⟨
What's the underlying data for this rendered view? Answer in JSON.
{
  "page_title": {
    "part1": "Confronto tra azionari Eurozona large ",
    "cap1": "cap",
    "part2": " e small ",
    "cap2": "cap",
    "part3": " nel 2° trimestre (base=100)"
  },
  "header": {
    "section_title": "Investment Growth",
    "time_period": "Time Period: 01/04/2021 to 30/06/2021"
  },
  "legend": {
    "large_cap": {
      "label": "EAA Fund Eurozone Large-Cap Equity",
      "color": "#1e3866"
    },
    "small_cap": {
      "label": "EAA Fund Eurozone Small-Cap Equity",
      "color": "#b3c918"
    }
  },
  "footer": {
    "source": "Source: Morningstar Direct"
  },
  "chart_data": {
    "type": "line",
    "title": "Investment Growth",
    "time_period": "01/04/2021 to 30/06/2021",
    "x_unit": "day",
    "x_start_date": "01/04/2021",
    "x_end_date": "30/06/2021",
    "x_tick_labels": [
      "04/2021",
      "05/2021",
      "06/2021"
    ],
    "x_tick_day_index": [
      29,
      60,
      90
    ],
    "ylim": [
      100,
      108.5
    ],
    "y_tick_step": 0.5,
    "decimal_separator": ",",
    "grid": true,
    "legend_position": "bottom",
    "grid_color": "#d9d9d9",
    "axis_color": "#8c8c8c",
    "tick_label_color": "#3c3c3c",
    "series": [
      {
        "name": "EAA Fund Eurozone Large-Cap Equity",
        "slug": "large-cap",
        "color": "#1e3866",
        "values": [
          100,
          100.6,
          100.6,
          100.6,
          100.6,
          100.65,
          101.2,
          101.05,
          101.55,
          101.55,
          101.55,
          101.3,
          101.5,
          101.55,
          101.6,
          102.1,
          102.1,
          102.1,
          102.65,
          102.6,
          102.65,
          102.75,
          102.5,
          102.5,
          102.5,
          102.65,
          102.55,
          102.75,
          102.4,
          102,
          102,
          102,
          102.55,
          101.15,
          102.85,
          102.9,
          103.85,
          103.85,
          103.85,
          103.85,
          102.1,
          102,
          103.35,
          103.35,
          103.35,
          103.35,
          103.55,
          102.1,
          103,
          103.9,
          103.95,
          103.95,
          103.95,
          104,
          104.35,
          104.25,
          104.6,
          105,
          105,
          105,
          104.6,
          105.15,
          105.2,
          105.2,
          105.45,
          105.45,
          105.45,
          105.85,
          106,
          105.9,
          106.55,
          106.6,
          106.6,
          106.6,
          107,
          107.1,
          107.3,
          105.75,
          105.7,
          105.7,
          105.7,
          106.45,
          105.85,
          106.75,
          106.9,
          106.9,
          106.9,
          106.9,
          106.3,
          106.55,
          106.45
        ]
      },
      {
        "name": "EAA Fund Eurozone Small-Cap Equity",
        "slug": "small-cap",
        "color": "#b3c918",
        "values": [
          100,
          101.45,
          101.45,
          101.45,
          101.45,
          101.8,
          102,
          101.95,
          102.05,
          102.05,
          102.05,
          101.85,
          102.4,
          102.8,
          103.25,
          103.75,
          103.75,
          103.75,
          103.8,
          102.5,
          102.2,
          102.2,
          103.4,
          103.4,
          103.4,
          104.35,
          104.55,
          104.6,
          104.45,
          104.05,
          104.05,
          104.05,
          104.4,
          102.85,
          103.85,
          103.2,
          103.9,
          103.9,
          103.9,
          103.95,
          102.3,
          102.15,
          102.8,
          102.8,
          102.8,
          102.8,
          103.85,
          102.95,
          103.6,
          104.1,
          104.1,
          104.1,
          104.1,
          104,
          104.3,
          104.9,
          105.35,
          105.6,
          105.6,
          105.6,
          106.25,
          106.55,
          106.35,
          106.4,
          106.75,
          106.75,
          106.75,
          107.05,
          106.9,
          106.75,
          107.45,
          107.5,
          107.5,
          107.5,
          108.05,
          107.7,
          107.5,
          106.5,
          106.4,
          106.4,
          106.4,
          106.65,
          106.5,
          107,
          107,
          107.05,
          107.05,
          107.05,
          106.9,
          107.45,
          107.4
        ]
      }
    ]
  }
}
⟩
**YOUR TASK**
In the entries above, count each line with "Equity"; reply with the total only.

**SOLUTION TO THIS TASK**
4